** Exercise **
Can you echo the data back word for word, starting with its very first line and going on through the line that contains "svg-text:cc: cc: [882, 1416, 922, 1456]", with both of those lines included?

--- Start ---

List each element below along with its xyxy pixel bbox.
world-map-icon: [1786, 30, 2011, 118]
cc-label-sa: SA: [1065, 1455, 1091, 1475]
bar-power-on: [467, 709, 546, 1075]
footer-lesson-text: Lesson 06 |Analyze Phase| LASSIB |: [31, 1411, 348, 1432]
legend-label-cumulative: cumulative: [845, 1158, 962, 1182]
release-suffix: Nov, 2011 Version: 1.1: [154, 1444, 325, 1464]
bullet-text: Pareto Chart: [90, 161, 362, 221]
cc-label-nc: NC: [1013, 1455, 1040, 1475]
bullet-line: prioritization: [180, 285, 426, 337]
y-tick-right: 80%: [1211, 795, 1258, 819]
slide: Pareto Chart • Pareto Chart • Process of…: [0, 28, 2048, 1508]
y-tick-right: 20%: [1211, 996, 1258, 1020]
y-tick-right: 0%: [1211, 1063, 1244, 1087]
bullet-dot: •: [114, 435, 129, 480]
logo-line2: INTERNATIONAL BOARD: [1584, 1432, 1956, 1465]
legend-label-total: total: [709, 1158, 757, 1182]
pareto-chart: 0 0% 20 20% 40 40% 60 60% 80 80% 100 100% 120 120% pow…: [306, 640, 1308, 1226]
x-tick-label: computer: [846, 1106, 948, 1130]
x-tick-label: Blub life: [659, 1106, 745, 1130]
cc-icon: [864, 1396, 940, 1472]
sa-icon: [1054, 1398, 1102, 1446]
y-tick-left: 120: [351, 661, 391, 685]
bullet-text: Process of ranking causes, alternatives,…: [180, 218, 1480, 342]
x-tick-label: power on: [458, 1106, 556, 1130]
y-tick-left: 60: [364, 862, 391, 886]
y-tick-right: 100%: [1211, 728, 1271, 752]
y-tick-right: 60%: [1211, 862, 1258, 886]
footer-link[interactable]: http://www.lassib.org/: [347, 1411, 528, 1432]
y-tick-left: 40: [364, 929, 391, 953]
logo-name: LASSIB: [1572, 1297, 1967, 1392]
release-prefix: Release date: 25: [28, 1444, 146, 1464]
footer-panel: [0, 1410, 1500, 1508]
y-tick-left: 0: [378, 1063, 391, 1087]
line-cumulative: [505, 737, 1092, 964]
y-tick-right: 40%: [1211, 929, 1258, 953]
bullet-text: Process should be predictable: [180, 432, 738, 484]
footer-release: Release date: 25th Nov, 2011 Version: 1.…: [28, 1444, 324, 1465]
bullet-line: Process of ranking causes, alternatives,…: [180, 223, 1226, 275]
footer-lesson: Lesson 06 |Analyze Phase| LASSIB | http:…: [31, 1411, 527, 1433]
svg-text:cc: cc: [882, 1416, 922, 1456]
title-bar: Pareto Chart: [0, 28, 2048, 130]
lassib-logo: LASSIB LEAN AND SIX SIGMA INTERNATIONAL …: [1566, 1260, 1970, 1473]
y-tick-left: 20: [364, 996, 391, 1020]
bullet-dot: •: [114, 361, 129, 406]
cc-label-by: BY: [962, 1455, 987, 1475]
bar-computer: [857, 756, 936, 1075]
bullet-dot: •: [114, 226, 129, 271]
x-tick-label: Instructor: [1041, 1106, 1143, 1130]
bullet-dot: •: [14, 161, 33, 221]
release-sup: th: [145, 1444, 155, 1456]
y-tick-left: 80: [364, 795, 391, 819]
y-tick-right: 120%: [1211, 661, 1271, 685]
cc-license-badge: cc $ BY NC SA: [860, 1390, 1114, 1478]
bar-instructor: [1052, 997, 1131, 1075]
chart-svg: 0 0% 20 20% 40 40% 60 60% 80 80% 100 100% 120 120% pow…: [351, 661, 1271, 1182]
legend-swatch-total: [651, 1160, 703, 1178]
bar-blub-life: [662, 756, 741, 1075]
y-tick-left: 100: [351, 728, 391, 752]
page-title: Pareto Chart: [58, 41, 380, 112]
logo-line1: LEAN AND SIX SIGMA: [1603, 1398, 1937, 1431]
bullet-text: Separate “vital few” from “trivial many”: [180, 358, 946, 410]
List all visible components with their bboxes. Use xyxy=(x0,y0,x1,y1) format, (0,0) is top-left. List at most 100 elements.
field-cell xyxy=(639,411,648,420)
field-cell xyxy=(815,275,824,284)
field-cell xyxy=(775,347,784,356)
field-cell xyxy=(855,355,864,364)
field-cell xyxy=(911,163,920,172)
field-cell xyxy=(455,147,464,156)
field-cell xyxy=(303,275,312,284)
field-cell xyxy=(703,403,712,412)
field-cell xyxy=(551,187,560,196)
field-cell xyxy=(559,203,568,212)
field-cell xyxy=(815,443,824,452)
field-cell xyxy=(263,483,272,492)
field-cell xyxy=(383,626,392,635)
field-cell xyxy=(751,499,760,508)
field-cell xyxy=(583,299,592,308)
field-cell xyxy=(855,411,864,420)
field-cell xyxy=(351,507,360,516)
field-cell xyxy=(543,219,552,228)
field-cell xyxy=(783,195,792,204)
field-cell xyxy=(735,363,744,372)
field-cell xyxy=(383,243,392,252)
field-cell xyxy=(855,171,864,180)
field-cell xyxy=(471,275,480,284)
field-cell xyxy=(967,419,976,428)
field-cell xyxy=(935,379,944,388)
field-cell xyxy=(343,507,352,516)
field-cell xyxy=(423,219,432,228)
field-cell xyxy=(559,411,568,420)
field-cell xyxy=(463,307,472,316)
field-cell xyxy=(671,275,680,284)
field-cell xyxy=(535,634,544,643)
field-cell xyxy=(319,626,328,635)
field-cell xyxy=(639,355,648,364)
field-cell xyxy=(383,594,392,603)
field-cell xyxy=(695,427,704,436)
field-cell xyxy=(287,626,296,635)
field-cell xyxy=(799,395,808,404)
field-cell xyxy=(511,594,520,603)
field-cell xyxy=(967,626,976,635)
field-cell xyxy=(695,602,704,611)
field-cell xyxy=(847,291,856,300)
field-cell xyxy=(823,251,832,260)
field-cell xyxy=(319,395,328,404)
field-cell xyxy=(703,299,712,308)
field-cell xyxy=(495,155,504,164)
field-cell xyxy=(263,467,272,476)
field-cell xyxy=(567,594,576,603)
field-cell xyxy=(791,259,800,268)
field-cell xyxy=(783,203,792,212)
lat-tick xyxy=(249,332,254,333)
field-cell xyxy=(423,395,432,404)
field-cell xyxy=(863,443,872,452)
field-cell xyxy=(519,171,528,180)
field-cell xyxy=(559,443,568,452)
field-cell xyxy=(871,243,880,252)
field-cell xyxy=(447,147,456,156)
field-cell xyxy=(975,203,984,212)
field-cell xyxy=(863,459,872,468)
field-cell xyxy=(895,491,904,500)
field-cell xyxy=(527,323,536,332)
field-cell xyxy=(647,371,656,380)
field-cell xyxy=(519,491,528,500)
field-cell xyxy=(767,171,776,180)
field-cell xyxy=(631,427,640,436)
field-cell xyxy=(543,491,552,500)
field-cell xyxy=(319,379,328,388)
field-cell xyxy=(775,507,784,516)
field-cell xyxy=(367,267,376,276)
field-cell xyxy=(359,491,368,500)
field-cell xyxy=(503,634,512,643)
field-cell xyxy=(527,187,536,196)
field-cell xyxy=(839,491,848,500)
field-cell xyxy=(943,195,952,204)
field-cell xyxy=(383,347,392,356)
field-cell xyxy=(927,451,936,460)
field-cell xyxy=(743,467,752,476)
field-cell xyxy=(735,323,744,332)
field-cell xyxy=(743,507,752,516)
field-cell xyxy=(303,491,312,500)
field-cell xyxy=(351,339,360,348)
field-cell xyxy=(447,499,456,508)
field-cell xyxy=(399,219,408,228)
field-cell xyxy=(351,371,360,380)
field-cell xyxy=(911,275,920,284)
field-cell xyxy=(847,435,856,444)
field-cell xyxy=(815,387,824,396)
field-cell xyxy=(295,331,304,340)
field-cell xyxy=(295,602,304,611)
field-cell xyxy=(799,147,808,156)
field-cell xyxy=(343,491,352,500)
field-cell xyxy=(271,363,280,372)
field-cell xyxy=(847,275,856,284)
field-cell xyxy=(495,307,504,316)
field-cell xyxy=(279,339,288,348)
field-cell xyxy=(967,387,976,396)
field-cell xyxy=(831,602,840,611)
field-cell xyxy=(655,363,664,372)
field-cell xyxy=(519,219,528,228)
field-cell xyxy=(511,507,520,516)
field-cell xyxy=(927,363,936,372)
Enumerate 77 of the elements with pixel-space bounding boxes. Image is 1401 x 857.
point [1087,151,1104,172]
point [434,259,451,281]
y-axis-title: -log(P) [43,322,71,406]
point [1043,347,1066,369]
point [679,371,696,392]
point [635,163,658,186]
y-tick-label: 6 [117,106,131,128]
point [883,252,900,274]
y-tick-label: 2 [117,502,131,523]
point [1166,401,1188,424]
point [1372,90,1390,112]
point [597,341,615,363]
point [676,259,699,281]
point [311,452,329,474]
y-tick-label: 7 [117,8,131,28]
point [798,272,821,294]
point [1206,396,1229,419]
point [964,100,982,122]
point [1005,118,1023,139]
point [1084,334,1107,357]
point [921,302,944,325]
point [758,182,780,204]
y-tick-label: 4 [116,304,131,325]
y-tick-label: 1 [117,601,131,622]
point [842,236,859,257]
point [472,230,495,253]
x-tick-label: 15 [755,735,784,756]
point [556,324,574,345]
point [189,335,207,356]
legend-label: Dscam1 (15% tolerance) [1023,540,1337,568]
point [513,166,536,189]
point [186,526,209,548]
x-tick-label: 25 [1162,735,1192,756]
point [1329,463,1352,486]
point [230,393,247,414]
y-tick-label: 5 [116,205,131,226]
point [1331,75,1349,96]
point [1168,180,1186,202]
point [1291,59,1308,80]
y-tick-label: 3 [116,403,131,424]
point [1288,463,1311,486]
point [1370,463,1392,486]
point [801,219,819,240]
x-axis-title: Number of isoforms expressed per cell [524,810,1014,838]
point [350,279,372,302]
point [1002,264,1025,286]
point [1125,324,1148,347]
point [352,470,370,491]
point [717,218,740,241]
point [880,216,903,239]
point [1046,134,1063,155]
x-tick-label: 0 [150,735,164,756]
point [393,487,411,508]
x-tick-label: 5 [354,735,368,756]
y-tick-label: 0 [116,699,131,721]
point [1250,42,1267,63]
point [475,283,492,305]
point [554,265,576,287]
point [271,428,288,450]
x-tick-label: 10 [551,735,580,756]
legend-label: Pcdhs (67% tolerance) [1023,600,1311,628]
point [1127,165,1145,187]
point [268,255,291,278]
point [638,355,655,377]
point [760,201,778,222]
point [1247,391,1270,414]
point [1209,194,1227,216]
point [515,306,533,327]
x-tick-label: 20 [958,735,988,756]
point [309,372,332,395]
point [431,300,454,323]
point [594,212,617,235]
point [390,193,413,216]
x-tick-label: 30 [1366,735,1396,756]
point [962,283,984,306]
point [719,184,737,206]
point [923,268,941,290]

--- End ---

** Full response **
List each element below along with its xyxy pixel bbox.
world-map-icon: [1786, 30, 2011, 118]
cc-label-sa: SA: [1065, 1455, 1091, 1475]
bar-power-on: [467, 709, 546, 1075]
footer-lesson-text: Lesson 06 |Analyze Phase| LASSIB |: [31, 1411, 348, 1432]
legend-label-cumulative: cumulative: [845, 1158, 962, 1182]
release-suffix: Nov, 2011 Version: 1.1: [154, 1444, 325, 1464]
bullet-text: Pareto Chart: [90, 161, 362, 221]
cc-label-nc: NC: [1013, 1455, 1040, 1475]
bullet-line: prioritization: [180, 285, 426, 337]
y-tick-right: 80%: [1211, 795, 1258, 819]
slide: Pareto Chart • Pareto Chart • Process of…: [0, 28, 2048, 1508]
y-tick-right: 20%: [1211, 996, 1258, 1020]
y-tick-right: 0%: [1211, 1063, 1244, 1087]
bullet-dot: •: [114, 435, 129, 480]
logo-line2: INTERNATIONAL BOARD: [1584, 1432, 1956, 1465]
legend-label-total: total: [709, 1158, 757, 1182]
pareto-chart: 0 0% 20 20% 40 40% 60 60% 80 80% 100 100% 120 120% pow…: [306, 640, 1308, 1226]
x-tick-label: computer: [846, 1106, 948, 1130]
x-tick-label: Blub life: [659, 1106, 745, 1130]
cc-icon: [864, 1396, 940, 1472]
sa-icon: [1054, 1398, 1102, 1446]
y-tick-left: 120: [351, 661, 391, 685]
bullet-text: Process of ranking causes, alternatives,…: [180, 218, 1480, 342]
x-tick-label: power on: [458, 1106, 556, 1130]
y-tick-left: 60: [364, 862, 391, 886]
y-tick-right: 100%: [1211, 728, 1271, 752]
y-tick-right: 60%: [1211, 862, 1258, 886]
footer-link[interactable]: http://www.lassib.org/: [347, 1411, 528, 1432]
y-tick-left: 40: [364, 929, 391, 953]
logo-name: LASSIB: [1572, 1297, 1967, 1392]
release-prefix: Release date: 25: [28, 1444, 146, 1464]
footer-panel: [0, 1410, 1500, 1508]
y-tick-left: 0: [378, 1063, 391, 1087]
line-cumulative: [505, 737, 1092, 964]
y-tick-right: 40%: [1211, 929, 1258, 953]
bullet-text: Process should be predictable: [180, 432, 738, 484]
footer-release: Release date: 25th Nov, 2011 Version: 1.…: [28, 1444, 324, 1465]
bullet-line: Process of ranking causes, alternatives,…: [180, 223, 1226, 275]
footer-lesson: Lesson 06 |Analyze Phase| LASSIB | http:…: [31, 1411, 527, 1433]
svg-text:cc: cc: [882, 1416, 922, 1456]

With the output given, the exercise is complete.